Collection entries
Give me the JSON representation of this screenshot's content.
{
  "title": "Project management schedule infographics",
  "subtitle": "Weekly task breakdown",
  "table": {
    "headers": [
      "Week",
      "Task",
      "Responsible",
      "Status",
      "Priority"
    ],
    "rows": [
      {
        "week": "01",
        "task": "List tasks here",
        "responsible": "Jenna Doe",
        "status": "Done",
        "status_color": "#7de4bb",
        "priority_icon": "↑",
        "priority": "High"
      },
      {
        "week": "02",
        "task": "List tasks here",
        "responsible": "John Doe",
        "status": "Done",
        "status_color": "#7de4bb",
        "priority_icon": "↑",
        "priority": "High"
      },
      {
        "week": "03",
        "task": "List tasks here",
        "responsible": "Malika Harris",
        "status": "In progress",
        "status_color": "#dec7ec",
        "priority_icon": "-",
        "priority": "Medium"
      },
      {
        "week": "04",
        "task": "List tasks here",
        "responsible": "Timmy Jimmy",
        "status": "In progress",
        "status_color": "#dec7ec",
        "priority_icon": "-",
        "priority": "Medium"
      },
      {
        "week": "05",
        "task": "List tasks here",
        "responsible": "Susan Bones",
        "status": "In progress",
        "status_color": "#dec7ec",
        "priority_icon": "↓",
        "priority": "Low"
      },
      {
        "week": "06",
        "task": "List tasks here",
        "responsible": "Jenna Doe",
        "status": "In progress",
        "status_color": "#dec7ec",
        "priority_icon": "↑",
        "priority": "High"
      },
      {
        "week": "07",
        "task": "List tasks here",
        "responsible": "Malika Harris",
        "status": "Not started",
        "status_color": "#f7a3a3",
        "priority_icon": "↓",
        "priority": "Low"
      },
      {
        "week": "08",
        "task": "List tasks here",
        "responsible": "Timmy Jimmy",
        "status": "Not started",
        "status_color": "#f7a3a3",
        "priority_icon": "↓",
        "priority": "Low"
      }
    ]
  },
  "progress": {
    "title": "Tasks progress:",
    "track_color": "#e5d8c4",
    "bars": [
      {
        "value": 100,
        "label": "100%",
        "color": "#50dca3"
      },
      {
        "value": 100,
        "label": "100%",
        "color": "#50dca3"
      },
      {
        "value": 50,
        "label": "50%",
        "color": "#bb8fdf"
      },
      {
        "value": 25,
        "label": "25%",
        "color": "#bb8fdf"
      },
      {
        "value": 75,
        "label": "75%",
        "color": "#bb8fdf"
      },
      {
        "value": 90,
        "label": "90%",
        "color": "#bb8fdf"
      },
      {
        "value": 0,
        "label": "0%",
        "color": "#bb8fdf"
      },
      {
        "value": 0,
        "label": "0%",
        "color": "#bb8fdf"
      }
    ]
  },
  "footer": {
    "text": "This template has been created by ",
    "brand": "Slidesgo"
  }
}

• **PROBLEM DETAILS**: Repeat the preceding lines exactly, please, every one of them.

• **WRITTEN RESPONSE**:
Give me the JSON representation of this screenshot's content.
{
  "title": "Project management schedule infographics",
  "subtitle": "Weekly task breakdown",
  "table": {
    "headers": [
      "Week",
      "Task",
      "Responsible",
      "Status",
      "Priority"
    ],
    "rows": [
      {
        "week": "01",
        "task": "List tasks here",
        "responsible": "Jenna Doe",
        "status": "Done",
        "status_color": "#7de4bb",
        "priority_icon": "↑",
        "priority": "High"
      },
      {
        "week": "02",
        "task": "List tasks here",
        "responsible": "John Doe",
        "status": "Done",
        "status_color": "#7de4bb",
        "priority_icon": "↑",
        "priority": "High"
      },
      {
        "week": "03",
        "task": "List tasks here",
        "responsible": "Malika Harris",
        "status": "In progress",
        "status_color": "#dec7ec",
        "priority_icon": "-",
        "priority": "Medium"
      },
      {
        "week": "04",
        "task": "List tasks here",
        "responsible": "Timmy Jimmy",
        "status": "In progress",
        "status_color": "#dec7ec",
        "priority_icon": "-",
        "priority": "Medium"
      },
      {
        "week": "05",
        "task": "List tasks here",
        "responsible": "Susan Bones",
        "status": "In progress",
        "status_color": "#dec7ec",
        "priority_icon": "↓",
        "priority": "Low"
      },
      {
        "week": "06",
        "task": "List tasks here",
        "responsible": "Jenna Doe",
        "status": "In progress",
        "status_color": "#dec7ec",
        "priority_icon": "↑",
        "priority": "High"
      },
      {
        "week": "07",
        "task": "List tasks here",
        "responsible": "Malika Harris",
        "status": "Not started",
        "status_color": "#f7a3a3",
        "priority_icon": "↓",
        "priority": "Low"
      },
      {
        "week": "08",
        "task": "List tasks here",
        "responsible": "Timmy Jimmy",
        "status": "Not started",
        "status_color": "#f7a3a3",
        "priority_icon": "↓",
        "priority": "Low"
      }
    ]
  },
  "progress": {
    "title": "Tasks progress:",
    "track_color": "#e5d8c4",
    "bars": [
      {
        "value": 100,
        "label": "100%",
        "color": "#50dca3"
      },
      {
        "value": 100,
        "label": "100%",
        "color": "#50dca3"
      },
      {
        "value": 50,
        "label": "50%",
        "color": "#bb8fdf"
      },
      {
        "value": 25,
        "label": "25%",
        "color": "#bb8fdf"
      },
      {
        "value": 75,
        "label": "75%",
        "color": "#bb8fdf"
      },
      {
        "value": 90,
        "label": "90%",
        "color": "#bb8fdf"
      },
      {
        "value": 0,
        "label": "0%",
        "color": "#bb8fdf"
      },
      {
        "value": 0,
        "label": "0%",
        "color": "#bb8fdf"
      }
    ]
  },
  "footer": {
    "text": "This template has been created by ",
    "brand": "Slidesgo"
  }
}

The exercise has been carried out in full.